Written problem: Pull out every line of the listing below where "приб" appears.
# START OF Supplied data
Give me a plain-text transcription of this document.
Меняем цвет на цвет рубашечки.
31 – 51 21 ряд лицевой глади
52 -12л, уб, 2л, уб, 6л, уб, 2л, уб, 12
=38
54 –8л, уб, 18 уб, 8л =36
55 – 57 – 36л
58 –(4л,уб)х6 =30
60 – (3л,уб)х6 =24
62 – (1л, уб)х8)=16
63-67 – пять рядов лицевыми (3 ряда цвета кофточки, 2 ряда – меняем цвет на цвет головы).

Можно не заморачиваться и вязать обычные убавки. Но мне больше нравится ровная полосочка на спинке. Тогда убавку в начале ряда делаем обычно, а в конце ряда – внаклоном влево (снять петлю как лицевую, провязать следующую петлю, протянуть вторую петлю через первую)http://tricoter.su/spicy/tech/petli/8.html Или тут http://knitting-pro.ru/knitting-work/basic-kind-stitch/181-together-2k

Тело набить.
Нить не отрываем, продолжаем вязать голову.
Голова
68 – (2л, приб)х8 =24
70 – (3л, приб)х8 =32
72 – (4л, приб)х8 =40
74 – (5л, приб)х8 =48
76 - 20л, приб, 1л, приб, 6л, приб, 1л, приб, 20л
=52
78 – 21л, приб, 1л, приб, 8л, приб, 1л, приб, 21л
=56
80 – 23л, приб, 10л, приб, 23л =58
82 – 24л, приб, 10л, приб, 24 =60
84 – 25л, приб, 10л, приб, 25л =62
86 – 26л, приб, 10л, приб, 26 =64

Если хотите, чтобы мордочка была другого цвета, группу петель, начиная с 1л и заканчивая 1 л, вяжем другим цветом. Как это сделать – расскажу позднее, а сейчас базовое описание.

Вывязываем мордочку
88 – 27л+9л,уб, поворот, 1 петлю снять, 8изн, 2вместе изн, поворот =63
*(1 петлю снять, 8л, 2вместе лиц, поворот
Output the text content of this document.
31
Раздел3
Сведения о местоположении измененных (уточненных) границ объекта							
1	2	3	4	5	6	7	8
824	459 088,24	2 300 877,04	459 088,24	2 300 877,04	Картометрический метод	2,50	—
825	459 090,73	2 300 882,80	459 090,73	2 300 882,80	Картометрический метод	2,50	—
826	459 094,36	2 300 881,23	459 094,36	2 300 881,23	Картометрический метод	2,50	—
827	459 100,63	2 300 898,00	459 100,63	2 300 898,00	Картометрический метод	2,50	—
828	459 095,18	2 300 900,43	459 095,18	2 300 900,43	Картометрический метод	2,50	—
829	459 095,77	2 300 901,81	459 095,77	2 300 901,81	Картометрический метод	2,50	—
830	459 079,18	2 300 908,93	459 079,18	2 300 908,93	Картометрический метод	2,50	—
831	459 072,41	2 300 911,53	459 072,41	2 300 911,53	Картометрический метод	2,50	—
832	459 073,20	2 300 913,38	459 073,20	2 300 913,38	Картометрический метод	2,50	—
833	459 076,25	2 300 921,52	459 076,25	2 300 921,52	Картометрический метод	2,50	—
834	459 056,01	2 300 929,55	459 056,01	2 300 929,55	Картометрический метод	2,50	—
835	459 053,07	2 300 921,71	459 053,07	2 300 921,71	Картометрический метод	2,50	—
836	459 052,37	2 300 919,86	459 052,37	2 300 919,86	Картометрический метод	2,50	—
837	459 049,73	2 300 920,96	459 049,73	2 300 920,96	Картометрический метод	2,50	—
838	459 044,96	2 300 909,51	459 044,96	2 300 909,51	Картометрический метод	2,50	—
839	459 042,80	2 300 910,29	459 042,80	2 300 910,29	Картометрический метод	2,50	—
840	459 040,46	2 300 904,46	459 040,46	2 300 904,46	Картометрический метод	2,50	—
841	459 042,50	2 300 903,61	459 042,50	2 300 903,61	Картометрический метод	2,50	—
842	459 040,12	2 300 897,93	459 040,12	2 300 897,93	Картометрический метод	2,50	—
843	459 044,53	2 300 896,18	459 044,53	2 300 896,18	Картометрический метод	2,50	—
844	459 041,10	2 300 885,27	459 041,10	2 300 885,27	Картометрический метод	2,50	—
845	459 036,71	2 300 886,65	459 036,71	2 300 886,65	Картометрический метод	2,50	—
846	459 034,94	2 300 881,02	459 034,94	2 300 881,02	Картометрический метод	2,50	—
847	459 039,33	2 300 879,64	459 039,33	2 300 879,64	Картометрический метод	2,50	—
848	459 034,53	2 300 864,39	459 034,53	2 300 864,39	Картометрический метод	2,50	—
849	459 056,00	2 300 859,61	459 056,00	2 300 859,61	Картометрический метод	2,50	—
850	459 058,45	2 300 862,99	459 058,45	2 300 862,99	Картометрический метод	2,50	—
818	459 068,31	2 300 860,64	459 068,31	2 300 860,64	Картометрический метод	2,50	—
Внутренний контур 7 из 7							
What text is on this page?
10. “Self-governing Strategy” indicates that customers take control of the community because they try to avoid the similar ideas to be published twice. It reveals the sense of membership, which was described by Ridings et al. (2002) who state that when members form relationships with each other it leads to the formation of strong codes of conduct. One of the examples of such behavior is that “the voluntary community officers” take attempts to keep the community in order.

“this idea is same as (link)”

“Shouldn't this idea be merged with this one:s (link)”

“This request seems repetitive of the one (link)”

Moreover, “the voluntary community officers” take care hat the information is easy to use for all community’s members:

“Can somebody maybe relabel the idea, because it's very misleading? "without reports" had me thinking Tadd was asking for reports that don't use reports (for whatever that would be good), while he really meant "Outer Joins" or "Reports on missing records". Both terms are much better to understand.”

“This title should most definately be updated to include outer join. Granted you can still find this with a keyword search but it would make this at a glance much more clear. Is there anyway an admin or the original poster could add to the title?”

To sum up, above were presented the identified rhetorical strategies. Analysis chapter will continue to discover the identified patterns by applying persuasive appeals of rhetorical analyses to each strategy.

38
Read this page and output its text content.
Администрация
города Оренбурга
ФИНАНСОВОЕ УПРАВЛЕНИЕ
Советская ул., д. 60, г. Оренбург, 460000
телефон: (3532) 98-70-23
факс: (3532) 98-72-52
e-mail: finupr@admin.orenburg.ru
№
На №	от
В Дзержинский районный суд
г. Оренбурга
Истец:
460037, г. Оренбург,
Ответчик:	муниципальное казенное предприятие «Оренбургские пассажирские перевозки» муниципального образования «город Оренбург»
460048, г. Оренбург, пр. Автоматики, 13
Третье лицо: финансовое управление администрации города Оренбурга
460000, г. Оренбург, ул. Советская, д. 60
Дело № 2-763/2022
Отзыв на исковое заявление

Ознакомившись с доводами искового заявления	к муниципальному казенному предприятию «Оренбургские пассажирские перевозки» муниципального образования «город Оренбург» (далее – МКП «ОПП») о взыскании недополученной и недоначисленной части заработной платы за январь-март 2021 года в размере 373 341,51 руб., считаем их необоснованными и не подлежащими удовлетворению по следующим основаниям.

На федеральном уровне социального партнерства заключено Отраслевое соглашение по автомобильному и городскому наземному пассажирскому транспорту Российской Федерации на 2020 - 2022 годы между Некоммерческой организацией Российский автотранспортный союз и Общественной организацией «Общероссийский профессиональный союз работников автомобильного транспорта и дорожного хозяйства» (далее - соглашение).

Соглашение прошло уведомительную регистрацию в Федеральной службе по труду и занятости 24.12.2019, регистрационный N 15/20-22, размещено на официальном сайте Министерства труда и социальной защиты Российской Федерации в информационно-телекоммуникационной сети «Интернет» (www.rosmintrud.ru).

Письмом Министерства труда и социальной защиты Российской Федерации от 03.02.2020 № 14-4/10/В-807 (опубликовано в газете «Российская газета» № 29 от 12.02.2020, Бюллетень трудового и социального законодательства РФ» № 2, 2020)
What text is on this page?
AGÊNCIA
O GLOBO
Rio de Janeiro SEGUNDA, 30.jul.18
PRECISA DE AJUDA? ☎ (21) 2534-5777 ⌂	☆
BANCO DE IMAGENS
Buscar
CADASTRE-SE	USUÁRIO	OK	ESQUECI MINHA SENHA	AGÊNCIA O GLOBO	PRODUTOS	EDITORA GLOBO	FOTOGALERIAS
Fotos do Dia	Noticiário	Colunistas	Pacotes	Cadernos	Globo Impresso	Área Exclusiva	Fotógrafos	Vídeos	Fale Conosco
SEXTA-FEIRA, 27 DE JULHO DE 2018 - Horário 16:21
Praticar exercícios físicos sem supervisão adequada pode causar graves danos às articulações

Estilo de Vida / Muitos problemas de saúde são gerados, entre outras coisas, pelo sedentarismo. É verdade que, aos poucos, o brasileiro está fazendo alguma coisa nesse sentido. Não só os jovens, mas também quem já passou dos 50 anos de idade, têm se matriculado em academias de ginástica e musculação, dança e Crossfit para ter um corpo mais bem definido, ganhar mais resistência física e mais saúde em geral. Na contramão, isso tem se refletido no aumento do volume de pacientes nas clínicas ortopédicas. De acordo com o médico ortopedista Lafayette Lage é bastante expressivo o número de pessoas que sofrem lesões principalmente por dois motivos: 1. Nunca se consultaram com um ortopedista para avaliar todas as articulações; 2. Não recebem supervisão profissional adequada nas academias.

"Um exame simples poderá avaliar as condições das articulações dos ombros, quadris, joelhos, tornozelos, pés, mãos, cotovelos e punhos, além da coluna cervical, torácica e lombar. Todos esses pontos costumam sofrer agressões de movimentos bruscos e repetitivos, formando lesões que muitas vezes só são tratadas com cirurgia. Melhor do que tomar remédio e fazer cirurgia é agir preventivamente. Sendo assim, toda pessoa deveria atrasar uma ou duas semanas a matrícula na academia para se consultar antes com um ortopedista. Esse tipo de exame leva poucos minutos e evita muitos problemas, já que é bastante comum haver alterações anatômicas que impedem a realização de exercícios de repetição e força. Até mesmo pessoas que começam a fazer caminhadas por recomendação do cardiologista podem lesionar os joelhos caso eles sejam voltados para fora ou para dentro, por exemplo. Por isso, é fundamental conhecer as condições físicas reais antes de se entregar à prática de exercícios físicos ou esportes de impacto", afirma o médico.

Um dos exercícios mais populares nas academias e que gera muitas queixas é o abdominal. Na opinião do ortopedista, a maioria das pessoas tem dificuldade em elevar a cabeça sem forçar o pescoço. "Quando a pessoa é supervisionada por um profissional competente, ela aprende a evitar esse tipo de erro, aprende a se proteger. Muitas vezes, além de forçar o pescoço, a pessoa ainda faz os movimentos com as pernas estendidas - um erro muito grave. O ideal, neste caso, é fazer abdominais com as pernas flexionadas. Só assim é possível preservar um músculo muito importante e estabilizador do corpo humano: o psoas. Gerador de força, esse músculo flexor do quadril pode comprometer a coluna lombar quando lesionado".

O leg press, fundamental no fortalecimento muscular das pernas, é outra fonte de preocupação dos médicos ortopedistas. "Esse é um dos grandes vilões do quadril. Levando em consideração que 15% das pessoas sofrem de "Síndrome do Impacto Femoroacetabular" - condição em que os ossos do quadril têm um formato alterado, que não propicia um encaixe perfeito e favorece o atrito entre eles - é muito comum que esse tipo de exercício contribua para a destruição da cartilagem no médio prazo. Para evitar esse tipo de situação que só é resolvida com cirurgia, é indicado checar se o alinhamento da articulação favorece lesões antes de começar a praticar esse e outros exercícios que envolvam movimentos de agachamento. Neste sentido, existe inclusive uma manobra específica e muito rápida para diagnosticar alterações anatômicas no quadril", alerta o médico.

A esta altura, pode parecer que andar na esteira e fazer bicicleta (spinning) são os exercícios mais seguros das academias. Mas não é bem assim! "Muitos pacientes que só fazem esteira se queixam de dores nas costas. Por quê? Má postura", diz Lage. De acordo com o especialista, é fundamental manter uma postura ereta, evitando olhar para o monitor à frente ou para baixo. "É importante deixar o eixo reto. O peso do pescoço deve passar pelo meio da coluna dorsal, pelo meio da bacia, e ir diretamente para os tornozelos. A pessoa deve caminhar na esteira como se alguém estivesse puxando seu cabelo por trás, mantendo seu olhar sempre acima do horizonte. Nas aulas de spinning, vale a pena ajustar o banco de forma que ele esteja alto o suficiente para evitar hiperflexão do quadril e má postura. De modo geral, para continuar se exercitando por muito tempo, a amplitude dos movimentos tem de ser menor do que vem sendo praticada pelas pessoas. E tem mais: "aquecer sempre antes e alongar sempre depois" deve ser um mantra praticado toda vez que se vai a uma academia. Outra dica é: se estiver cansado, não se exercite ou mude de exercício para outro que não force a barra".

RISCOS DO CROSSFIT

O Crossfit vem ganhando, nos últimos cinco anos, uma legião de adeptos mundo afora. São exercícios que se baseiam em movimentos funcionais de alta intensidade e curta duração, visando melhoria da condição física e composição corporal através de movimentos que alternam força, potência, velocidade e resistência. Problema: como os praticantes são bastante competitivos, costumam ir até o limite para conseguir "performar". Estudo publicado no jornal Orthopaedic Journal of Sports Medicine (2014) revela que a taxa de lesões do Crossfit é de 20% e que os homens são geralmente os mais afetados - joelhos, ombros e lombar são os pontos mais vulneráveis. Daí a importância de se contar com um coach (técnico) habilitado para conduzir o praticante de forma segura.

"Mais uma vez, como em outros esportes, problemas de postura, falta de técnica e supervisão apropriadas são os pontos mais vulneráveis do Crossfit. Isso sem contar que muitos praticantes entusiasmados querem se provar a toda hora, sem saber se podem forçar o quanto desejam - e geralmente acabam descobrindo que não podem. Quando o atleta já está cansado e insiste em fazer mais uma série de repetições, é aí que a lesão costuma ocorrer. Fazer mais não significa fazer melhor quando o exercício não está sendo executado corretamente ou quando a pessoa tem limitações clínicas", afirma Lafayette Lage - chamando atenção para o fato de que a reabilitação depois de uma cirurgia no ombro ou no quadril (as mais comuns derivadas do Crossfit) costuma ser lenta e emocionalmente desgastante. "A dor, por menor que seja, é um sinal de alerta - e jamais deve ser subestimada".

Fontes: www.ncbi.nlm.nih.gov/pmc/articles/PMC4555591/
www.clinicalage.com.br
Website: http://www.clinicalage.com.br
# END OF Supplied data
Right answer:
68 – (2л, приб)х8 =24
70 – (3л, приб)х8 =32
72 – (4л, приб)х8 =40
74 – (5л, приб)х8 =48
76 - 20л, приб, 1л, приб, 6л, приб, 1л, приб, 20л
78 – 21л, приб, 1л, приб, 8л, приб, 1л, приб, 21л
80 – 23л, приб, 10л, приб, 23л =58
82 – 24л, приб, 10л, приб, 24 =60
84 – 25л, приб, 10л, приб, 25л =62
86 – 26л, приб, 10л, приб, 26 =64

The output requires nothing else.